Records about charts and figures
-----

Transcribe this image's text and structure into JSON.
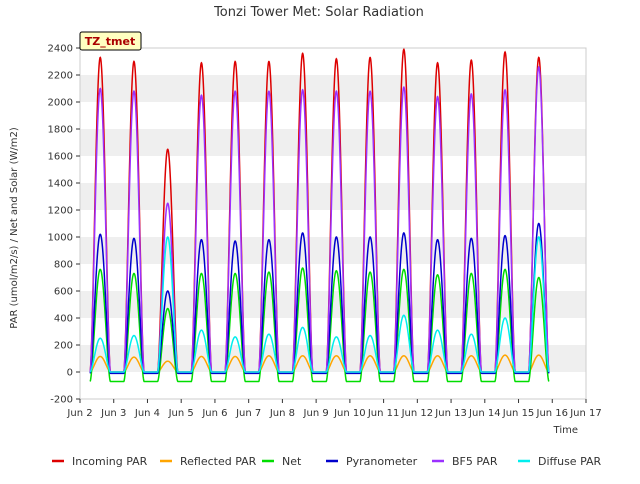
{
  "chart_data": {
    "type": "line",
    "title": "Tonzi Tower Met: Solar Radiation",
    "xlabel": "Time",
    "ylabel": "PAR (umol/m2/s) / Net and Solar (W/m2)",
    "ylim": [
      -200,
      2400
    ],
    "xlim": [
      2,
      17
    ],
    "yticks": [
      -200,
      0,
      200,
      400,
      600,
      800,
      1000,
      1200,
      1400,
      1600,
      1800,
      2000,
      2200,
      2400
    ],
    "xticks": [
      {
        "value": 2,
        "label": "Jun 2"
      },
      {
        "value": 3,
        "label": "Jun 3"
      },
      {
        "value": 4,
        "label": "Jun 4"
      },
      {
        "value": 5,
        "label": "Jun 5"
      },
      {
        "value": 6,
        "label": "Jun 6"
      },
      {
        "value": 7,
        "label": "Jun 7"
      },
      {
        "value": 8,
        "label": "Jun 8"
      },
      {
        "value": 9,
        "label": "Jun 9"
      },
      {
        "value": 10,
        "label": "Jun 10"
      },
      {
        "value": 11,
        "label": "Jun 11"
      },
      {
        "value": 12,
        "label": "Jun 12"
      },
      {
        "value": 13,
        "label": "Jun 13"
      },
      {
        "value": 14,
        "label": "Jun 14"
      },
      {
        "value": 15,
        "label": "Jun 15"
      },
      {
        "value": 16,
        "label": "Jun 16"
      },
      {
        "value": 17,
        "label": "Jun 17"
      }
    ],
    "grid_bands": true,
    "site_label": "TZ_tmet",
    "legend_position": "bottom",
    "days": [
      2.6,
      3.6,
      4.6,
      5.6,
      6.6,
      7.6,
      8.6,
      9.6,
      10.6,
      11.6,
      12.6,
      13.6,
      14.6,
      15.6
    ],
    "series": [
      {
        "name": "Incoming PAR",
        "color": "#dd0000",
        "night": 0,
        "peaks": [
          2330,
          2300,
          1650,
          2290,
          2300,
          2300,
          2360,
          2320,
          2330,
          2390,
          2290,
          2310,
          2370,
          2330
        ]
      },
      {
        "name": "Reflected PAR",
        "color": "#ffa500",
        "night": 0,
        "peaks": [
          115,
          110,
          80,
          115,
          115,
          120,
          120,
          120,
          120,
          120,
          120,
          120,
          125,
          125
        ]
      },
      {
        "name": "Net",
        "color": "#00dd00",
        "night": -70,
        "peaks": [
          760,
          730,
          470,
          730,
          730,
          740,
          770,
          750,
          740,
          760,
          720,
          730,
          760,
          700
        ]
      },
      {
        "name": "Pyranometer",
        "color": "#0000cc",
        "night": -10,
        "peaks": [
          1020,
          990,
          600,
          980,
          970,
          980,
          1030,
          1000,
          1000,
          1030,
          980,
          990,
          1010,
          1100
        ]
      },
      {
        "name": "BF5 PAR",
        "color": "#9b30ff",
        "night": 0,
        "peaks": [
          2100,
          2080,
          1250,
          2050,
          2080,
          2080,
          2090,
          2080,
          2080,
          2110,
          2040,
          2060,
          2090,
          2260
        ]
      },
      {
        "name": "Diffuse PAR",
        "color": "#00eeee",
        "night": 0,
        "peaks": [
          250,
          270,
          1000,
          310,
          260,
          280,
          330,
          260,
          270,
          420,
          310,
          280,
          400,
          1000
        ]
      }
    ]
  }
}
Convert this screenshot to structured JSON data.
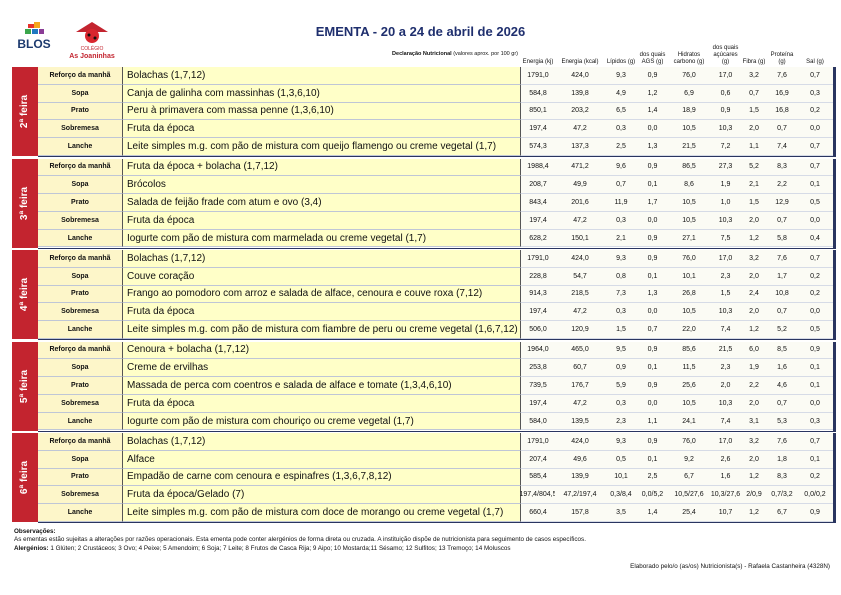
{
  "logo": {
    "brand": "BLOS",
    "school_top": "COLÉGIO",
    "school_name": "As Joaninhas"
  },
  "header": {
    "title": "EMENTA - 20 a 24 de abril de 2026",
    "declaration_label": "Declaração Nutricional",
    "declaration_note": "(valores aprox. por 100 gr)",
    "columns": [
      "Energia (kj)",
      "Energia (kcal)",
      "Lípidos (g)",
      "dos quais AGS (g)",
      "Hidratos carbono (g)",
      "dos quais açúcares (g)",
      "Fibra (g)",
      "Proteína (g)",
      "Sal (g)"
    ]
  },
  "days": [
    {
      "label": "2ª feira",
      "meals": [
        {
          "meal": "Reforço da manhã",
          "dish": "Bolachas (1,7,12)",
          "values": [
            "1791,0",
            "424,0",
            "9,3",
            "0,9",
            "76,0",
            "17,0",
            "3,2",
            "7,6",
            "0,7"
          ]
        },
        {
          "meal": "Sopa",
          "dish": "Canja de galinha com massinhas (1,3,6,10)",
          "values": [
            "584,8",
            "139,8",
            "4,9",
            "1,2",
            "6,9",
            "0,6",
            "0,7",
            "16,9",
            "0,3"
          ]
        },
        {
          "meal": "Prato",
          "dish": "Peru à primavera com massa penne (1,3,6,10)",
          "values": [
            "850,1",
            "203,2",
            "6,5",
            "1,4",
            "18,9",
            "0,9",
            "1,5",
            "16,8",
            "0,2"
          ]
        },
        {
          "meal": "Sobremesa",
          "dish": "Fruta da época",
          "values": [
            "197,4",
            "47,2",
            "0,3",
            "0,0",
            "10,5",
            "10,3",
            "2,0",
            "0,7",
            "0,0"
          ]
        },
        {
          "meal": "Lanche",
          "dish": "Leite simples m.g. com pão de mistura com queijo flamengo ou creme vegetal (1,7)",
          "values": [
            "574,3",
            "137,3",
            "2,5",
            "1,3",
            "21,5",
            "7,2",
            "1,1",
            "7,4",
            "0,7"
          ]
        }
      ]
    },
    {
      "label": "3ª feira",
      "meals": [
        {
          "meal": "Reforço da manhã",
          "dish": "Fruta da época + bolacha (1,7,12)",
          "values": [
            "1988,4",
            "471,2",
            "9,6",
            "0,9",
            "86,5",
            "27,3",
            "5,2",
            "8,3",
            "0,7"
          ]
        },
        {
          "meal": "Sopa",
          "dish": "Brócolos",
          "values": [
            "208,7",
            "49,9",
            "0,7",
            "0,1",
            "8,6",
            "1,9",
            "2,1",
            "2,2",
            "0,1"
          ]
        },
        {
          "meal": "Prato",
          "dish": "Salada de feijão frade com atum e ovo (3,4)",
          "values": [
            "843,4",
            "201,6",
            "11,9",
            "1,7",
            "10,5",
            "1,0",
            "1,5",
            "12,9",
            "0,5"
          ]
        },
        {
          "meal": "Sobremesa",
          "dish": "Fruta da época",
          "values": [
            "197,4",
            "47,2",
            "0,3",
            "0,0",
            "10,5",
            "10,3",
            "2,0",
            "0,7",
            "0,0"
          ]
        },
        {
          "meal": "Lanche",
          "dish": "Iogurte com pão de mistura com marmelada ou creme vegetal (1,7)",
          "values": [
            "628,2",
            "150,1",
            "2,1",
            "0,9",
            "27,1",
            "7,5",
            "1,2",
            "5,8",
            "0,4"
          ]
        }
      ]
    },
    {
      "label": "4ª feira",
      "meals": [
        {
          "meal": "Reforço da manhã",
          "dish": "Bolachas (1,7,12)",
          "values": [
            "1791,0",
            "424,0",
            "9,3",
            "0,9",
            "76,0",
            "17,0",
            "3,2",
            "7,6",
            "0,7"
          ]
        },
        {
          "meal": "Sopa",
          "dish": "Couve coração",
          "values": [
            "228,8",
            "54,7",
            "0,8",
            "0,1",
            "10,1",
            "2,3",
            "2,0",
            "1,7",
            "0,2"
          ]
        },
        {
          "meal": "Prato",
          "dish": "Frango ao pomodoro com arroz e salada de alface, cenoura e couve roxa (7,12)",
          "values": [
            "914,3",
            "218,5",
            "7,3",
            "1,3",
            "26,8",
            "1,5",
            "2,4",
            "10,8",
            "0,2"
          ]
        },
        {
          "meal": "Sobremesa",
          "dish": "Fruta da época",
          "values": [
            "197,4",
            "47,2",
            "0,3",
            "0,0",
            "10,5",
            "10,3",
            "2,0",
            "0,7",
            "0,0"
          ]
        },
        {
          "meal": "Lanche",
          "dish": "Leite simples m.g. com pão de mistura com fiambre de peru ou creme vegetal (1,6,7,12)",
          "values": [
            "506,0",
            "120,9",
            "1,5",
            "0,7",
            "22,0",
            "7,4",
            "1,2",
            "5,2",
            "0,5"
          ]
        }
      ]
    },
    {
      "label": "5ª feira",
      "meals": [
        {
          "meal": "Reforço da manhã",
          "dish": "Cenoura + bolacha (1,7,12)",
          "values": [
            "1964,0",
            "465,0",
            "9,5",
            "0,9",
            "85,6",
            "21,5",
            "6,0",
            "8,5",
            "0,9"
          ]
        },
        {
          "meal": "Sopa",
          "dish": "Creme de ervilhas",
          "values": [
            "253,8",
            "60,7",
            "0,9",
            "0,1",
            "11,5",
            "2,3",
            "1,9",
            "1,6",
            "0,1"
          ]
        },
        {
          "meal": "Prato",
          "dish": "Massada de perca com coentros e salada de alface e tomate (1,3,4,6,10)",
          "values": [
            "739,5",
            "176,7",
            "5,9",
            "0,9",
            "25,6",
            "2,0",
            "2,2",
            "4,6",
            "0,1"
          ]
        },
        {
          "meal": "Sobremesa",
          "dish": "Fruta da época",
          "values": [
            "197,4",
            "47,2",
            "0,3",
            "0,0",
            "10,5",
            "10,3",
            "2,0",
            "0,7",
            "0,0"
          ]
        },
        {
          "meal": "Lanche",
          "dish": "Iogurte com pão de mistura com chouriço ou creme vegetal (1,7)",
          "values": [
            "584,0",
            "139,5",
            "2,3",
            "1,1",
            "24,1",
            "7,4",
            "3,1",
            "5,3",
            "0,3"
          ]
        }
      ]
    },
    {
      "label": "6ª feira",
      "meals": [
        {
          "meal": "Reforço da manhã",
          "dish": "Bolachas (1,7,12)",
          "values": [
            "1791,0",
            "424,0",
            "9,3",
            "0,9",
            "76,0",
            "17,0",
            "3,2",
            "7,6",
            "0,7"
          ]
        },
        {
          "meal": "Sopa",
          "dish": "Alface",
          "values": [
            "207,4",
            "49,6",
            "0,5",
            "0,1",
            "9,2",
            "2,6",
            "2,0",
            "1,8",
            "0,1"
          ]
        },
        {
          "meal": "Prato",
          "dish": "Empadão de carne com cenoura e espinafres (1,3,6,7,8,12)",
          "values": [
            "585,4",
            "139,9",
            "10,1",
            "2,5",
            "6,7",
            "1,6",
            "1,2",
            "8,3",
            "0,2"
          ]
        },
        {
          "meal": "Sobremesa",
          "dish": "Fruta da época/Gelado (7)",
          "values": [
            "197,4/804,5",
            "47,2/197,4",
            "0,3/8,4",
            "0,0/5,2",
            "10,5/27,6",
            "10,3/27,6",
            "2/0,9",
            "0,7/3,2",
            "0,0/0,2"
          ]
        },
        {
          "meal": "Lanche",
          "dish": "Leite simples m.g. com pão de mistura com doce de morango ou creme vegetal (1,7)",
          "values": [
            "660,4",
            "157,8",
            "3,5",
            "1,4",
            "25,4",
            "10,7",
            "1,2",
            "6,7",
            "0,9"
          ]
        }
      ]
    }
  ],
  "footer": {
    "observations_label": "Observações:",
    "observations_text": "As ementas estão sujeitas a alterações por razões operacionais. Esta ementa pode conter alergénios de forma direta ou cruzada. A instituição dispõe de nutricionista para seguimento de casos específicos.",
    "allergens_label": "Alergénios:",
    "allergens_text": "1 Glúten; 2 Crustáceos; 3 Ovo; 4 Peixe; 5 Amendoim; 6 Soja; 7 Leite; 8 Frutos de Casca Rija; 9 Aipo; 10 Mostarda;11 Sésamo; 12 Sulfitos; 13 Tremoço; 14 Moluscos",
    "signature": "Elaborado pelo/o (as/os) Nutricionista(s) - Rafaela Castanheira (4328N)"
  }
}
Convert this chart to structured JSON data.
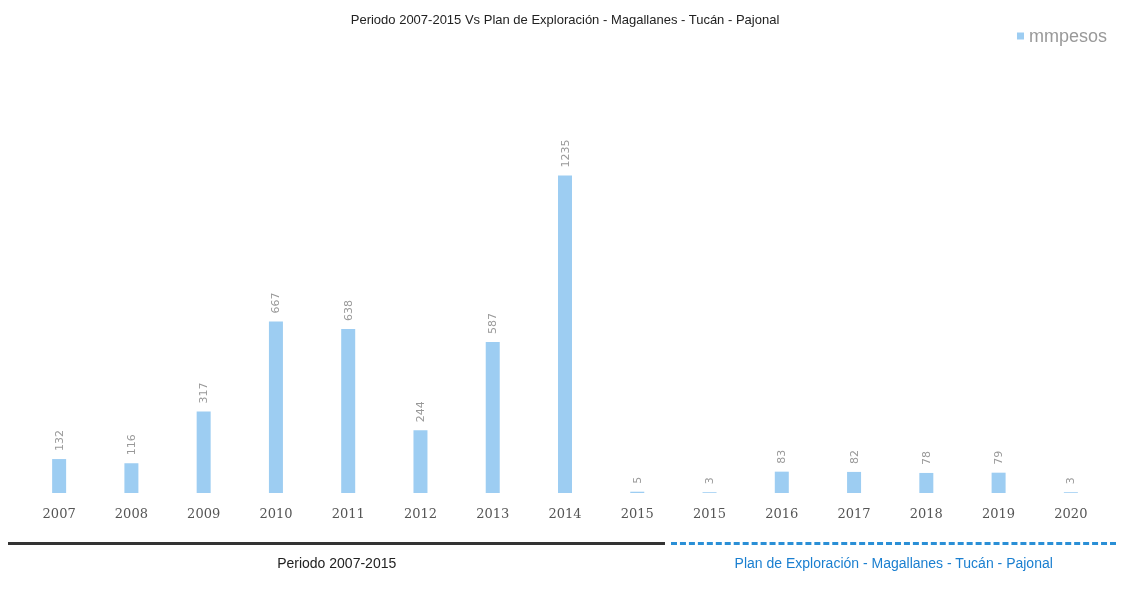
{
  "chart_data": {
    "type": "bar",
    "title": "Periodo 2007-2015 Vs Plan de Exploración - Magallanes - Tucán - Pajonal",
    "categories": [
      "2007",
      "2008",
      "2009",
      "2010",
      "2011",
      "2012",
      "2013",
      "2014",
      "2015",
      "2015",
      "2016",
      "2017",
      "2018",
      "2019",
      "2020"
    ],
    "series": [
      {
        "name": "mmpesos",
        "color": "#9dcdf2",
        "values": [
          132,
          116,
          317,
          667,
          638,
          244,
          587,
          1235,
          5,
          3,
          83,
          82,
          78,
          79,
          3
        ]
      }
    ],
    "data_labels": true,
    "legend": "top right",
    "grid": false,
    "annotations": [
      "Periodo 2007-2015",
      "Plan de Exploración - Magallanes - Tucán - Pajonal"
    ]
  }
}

-----

# Problem to solve
Your task is to pick out every line with the string "simples" and copy it.

# The completed task
          "dish": "Leite simples m.g. com pão de mistura com queijo flamengo ou creme vegetal (1,7)",
          "dish": "Leite simples m.g. com pão de mistura com fiambre de peru ou creme vegetal (1,6,7,12)",
          "dish": "Leite simples m.g. com pão de mistura com doce de morango ou creme vegetal (1,7)",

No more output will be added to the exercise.